> **Information given**:
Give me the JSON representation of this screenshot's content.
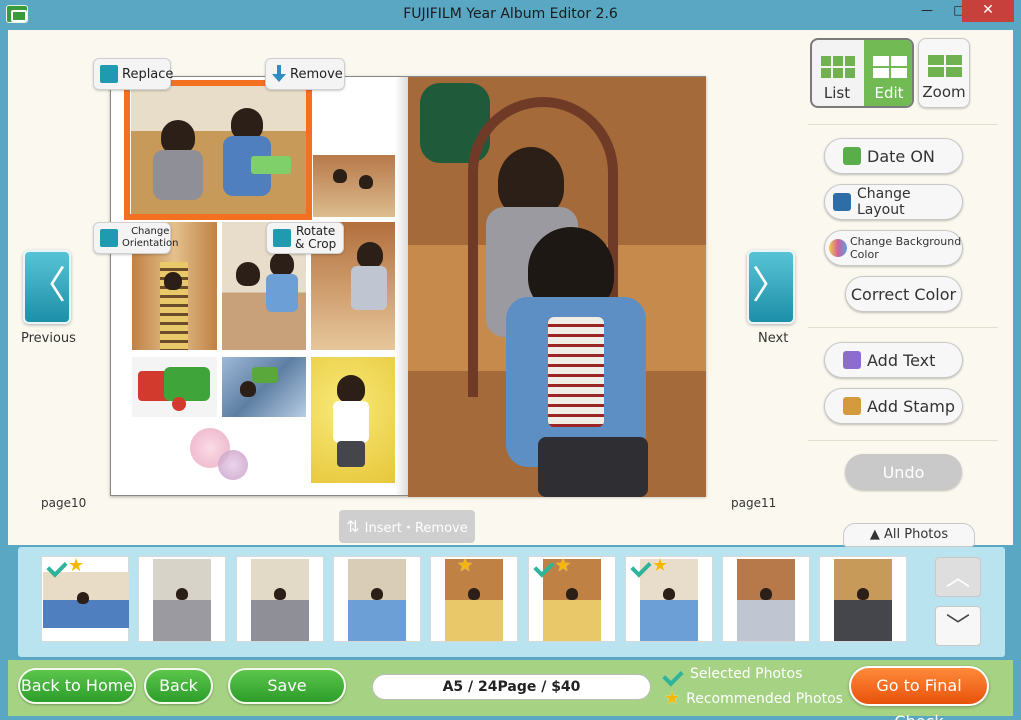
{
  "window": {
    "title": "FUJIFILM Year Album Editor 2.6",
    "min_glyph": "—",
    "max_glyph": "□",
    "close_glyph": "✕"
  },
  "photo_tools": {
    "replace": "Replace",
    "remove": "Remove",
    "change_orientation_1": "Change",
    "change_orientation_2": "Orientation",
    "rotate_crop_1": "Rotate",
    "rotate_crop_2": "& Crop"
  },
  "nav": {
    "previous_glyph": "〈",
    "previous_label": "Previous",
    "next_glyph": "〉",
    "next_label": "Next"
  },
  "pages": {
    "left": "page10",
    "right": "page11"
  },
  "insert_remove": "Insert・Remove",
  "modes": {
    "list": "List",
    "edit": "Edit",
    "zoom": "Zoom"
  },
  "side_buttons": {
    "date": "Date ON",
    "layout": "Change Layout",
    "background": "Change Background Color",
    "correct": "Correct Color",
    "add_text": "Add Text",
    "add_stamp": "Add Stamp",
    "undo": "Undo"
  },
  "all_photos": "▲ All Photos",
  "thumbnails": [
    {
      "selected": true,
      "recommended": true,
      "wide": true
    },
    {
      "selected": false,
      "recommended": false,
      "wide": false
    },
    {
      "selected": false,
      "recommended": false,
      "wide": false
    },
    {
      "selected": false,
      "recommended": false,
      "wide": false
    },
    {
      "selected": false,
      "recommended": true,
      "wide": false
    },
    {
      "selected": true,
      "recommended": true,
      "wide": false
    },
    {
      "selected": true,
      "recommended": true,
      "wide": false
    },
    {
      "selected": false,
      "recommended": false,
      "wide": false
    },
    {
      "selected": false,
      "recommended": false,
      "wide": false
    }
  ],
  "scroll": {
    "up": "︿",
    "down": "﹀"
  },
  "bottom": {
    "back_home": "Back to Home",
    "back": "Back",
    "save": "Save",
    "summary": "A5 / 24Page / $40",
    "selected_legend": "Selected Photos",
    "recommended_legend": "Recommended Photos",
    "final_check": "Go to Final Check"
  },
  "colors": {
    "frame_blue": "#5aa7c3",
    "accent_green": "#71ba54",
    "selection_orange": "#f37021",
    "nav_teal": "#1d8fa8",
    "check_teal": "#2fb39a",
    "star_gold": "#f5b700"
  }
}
* * *
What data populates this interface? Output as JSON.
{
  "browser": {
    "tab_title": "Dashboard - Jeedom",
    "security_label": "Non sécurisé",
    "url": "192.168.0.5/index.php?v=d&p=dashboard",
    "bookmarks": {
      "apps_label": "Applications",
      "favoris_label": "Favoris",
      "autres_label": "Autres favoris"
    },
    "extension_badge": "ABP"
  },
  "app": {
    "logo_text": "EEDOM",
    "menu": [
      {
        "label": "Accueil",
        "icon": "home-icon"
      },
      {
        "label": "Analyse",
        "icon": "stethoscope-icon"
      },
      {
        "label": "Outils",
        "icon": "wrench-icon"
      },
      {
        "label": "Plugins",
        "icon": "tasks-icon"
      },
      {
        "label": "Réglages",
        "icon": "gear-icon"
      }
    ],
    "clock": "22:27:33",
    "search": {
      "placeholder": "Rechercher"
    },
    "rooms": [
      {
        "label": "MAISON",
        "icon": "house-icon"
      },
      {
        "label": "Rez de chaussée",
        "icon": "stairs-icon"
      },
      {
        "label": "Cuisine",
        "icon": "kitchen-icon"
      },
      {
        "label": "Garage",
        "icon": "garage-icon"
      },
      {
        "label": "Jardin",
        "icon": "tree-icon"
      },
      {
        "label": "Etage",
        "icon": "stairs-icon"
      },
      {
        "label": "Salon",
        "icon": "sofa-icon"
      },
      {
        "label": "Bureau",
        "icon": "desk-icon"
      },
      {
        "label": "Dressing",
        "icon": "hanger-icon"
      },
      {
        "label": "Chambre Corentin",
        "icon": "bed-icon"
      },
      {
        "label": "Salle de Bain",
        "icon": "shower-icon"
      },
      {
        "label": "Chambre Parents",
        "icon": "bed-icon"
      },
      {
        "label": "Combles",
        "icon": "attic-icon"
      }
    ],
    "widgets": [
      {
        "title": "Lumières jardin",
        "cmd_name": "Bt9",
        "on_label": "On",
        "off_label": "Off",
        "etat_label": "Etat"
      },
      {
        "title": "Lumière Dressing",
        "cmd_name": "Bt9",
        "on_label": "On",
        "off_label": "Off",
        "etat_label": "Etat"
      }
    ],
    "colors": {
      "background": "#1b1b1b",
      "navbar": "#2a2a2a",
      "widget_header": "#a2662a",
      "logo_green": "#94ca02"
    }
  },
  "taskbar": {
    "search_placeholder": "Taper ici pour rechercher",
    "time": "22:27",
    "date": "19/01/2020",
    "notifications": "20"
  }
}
==
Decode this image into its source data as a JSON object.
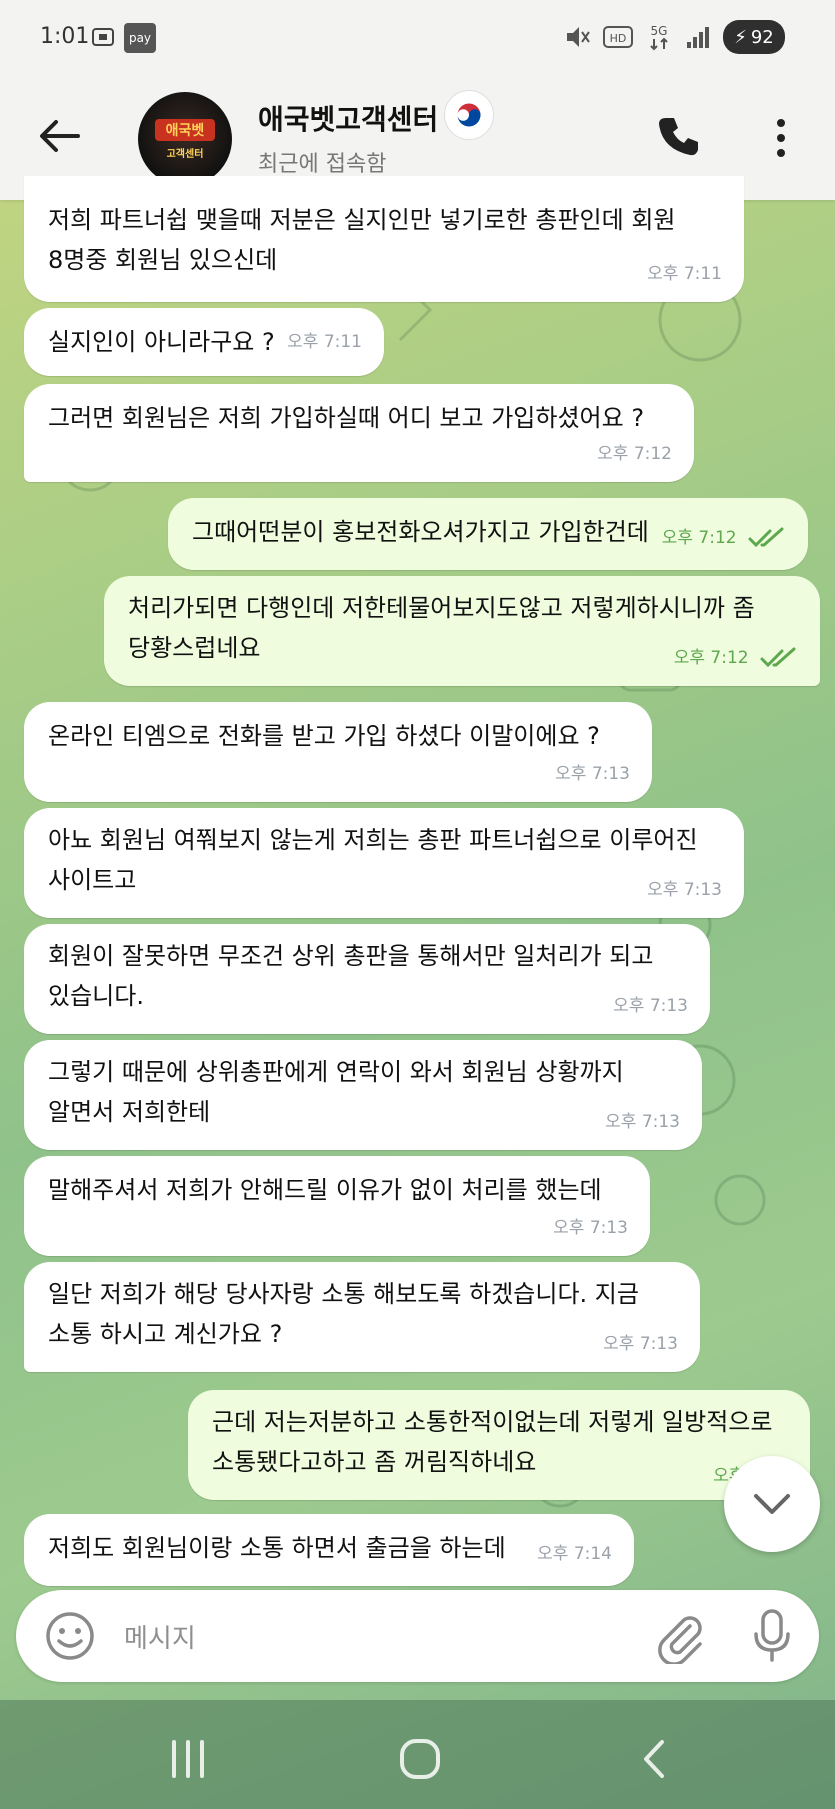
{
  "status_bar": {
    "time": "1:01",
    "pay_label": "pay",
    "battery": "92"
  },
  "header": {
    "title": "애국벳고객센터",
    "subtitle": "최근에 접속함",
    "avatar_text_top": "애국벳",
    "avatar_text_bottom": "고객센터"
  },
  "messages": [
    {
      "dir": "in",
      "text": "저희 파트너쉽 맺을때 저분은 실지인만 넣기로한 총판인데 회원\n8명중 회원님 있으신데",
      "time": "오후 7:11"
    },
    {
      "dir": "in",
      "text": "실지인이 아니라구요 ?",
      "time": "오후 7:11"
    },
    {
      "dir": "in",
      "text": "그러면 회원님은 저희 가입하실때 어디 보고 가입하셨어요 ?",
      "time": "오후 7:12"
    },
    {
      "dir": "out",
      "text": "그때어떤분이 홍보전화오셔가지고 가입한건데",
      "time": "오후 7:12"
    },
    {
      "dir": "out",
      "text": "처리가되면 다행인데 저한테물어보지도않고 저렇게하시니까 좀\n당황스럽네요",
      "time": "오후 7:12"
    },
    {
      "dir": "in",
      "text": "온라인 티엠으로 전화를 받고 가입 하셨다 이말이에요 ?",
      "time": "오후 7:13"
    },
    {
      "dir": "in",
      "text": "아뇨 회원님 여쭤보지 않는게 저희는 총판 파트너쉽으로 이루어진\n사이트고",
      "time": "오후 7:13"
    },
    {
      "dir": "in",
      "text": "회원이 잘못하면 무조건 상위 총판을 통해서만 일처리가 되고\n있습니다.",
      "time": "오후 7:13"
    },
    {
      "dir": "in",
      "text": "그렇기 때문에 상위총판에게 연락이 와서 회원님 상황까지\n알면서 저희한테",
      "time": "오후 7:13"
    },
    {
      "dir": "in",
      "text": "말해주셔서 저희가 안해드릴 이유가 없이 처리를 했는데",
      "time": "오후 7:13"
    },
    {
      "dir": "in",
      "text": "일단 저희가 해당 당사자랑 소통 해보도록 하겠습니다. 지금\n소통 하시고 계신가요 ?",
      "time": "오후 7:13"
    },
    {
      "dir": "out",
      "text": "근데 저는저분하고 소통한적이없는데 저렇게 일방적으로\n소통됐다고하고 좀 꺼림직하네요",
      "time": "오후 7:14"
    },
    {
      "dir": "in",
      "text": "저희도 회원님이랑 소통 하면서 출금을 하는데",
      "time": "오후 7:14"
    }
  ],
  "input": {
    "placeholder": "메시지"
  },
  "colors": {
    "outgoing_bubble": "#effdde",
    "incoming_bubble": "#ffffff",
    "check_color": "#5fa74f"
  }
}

> **Aim**: From the records above, how many lines include the word "Dressing"? Only the number is wanted.

> **Completed task**: 2